Directions for this task => Extract every line that includes the string "title".

── Data to process

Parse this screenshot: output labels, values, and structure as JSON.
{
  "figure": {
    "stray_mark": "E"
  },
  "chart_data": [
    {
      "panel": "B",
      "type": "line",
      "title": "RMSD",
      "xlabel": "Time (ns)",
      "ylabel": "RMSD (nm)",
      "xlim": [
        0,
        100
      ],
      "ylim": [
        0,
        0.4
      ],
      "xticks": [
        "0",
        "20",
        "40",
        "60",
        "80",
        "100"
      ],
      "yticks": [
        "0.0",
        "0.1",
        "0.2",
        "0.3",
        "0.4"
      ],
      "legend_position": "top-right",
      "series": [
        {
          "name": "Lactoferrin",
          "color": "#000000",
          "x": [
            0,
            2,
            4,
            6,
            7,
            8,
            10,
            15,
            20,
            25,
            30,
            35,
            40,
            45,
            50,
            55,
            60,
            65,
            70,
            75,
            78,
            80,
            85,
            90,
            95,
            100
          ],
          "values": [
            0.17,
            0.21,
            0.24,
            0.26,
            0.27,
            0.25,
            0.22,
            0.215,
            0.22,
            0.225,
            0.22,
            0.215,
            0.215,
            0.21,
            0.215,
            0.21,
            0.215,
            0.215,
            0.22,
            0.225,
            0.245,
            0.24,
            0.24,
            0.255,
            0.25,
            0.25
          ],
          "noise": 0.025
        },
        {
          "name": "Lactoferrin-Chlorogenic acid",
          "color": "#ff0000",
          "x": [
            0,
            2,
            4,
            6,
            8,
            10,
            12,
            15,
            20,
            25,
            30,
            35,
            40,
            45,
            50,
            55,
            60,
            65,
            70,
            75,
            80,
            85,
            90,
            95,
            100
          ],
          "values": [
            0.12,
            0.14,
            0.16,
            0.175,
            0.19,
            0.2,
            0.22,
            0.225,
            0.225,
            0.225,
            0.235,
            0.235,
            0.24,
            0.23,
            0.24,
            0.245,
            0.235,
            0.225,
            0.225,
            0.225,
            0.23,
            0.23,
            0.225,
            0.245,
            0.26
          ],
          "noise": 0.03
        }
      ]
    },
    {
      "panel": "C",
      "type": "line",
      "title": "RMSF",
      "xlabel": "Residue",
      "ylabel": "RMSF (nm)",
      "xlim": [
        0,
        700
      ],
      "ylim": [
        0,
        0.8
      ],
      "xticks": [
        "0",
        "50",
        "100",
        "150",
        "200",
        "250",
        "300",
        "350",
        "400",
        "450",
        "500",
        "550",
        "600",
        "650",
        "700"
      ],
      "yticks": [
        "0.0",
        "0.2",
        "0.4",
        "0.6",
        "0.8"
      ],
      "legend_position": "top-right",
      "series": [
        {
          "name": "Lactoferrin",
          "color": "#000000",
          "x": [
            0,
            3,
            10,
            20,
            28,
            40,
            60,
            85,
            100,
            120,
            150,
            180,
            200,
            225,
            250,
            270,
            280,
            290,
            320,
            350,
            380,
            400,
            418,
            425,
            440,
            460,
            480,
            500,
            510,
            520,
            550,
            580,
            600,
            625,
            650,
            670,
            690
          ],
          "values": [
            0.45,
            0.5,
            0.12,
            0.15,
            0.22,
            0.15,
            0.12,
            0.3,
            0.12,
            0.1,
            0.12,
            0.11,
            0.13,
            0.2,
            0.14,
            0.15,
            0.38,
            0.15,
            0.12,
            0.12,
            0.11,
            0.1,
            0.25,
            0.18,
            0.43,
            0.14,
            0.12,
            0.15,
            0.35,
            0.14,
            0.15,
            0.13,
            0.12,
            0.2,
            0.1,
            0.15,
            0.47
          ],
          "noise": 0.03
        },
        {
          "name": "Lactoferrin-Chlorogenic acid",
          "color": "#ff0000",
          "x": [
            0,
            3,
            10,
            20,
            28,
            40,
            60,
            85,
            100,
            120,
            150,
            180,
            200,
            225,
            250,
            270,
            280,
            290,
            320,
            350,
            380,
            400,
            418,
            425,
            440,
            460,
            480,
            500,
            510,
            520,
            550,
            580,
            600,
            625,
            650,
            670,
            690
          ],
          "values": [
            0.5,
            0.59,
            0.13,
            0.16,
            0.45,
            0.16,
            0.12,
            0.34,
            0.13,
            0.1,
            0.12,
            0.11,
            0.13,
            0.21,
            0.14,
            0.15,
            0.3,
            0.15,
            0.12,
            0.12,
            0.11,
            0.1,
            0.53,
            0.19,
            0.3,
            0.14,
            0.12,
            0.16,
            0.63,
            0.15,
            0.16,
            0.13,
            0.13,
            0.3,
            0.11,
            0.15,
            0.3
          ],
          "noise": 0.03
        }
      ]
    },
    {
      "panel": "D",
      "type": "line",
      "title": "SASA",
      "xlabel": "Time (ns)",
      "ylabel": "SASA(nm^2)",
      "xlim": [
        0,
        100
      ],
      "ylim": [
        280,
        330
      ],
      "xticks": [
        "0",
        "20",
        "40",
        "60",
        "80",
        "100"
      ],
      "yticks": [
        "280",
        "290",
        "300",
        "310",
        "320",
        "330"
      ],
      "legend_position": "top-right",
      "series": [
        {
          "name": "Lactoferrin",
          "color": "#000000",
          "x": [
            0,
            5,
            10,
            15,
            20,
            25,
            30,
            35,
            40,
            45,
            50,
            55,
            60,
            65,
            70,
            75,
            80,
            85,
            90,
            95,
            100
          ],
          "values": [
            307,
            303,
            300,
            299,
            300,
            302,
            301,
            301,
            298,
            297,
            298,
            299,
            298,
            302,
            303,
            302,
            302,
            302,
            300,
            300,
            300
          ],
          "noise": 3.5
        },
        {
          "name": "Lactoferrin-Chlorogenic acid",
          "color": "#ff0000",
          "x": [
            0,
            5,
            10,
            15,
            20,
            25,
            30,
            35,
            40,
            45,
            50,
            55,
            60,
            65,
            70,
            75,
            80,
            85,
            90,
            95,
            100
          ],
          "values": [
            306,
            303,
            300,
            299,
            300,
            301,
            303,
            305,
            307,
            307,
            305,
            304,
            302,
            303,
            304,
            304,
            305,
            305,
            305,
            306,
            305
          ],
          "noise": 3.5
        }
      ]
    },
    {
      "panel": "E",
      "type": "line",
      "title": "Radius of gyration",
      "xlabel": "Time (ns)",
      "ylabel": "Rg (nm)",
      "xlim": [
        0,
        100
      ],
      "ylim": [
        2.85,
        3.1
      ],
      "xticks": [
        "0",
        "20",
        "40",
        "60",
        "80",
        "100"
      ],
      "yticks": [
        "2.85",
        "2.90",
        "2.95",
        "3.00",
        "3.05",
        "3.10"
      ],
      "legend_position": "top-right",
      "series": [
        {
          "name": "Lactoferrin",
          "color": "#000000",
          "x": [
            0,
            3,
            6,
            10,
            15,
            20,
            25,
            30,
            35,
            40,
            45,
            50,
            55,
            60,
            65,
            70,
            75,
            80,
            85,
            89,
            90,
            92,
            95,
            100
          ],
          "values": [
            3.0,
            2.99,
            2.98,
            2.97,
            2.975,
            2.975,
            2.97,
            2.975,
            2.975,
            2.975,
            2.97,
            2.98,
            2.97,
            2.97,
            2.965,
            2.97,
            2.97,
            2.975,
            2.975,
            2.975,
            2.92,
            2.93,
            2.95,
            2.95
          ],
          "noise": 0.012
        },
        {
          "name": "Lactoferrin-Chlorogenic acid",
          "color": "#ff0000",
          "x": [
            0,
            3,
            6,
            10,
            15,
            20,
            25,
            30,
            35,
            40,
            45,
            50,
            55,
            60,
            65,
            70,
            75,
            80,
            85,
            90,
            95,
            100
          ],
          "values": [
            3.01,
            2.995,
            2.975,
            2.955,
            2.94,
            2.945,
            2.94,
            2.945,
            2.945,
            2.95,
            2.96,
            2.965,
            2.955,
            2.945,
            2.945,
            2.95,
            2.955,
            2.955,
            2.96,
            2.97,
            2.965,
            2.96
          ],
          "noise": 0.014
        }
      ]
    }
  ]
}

────

Output of the exercise =>
      "title": "RMSD",
      "title": "RMSF",
      "title": "SASA",
      "title": "Radius of gyration",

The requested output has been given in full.